▶ _EXERCISE_
Copy the records that follow exactly as written, but not their pictures.

▶ _TASK INPUTS_
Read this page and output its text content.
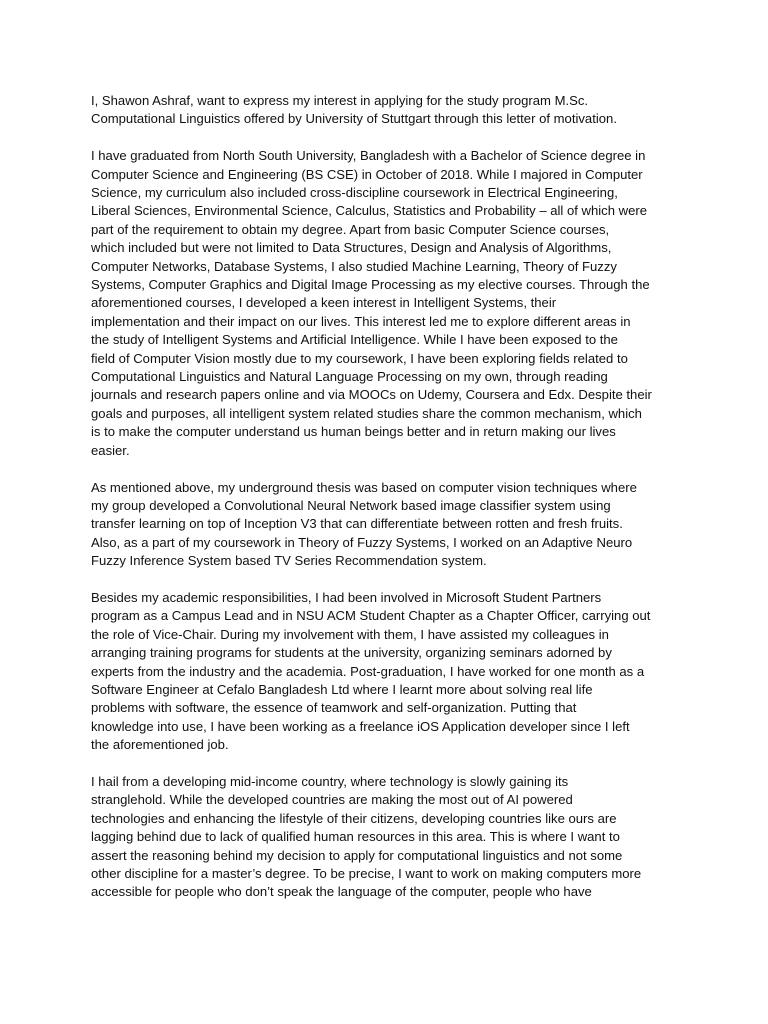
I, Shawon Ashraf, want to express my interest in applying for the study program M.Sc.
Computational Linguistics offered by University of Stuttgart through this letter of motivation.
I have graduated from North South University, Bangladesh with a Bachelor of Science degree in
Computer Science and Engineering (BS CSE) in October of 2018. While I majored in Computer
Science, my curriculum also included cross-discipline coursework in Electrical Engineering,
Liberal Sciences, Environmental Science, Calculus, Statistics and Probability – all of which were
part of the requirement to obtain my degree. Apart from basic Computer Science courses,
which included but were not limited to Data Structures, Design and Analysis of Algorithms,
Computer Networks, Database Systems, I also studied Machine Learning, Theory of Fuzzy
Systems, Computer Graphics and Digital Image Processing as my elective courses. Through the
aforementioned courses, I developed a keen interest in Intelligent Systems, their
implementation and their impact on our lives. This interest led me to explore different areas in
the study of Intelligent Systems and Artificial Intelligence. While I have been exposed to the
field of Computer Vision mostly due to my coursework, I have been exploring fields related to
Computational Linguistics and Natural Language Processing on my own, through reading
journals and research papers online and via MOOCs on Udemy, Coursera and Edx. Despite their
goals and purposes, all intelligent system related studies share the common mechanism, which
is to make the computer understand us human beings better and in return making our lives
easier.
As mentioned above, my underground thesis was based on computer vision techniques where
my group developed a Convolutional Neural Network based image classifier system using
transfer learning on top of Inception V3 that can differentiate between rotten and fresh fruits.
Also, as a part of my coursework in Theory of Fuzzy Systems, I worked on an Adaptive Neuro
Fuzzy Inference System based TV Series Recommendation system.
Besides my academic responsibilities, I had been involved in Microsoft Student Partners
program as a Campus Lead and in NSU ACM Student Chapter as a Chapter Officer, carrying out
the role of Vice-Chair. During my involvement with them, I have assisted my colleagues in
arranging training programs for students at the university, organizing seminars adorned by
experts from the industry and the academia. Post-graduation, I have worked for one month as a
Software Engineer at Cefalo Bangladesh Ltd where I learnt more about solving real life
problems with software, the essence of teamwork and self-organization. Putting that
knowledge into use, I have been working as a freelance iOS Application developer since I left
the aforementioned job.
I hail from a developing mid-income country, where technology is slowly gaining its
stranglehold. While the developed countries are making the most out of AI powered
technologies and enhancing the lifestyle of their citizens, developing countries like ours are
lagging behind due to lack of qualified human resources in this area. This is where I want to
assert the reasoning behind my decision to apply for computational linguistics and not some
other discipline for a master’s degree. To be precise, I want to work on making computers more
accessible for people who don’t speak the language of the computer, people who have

▶ _ANSWER TO THIS EXERCISE_
Read this page and output its text content.
I, Shawon Ashraf, want to express my interest in applying for the study program M.Sc.
Computational Linguistics offered by University of Stuttgart through this letter of motivation.
I have graduated from North South University, Bangladesh with a Bachelor of Science degree in
Computer Science and Engineering (BS CSE) in October of 2018. While I majored in Computer
Science, my curriculum also included cross-discipline coursework in Electrical Engineering,
Liberal Sciences, Environmental Science, Calculus, Statistics and Probability – all of which were
part of the requirement to obtain my degree. Apart from basic Computer Science courses,
which included but were not limited to Data Structures, Design and Analysis of Algorithms,
Computer Networks, Database Systems, I also studied Machine Learning, Theory of Fuzzy
Systems, Computer Graphics and Digital Image Processing as my elective courses. Through the
aforementioned courses, I developed a keen interest in Intelligent Systems, their
implementation and their impact on our lives. This interest led me to explore different areas in
the study of Intelligent Systems and Artificial Intelligence. While I have been exposed to the
field of Computer Vision mostly due to my coursework, I have been exploring fields related to
Computational Linguistics and Natural Language Processing on my own, through reading
journals and research papers online and via MOOCs on Udemy, Coursera and Edx. Despite their
goals and purposes, all intelligent system related studies share the common mechanism, which
is to make the computer understand us human beings better and in return making our lives
easier.
As mentioned above, my underground thesis was based on computer vision techniques where
my group developed a Convolutional Neural Network based image classifier system using
transfer learning on top of Inception V3 that can differentiate between rotten and fresh fruits.
Also, as a part of my coursework in Theory of Fuzzy Systems, I worked on an Adaptive Neuro
Fuzzy Inference System based TV Series Recommendation system.
Besides my academic responsibilities, I had been involved in Microsoft Student Partners
program as a Campus Lead and in NSU ACM Student Chapter as a Chapter Officer, carrying out
the role of Vice-Chair. During my involvement with them, I have assisted my colleagues in
arranging training programs for students at the university, organizing seminars adorned by
experts from the industry and the academia. Post-graduation, I have worked for one month as a
Software Engineer at Cefalo Bangladesh Ltd where I learnt more about solving real life
problems with software, the essence of teamwork and self-organization. Putting that
knowledge into use, I have been working as a freelance iOS Application developer since I left
the aforementioned job.
I hail from a developing mid-income country, where technology is slowly gaining its
stranglehold. While the developed countries are making the most out of AI powered
technologies and enhancing the lifestyle of their citizens, developing countries like ours are
lagging behind due to lack of qualified human resources in this area. This is where I want to
assert the reasoning behind my decision to apply for computational linguistics and not some
other discipline for a master’s degree. To be precise, I want to work on making computers more
accessible for people who don’t speak the language of the computer, people who have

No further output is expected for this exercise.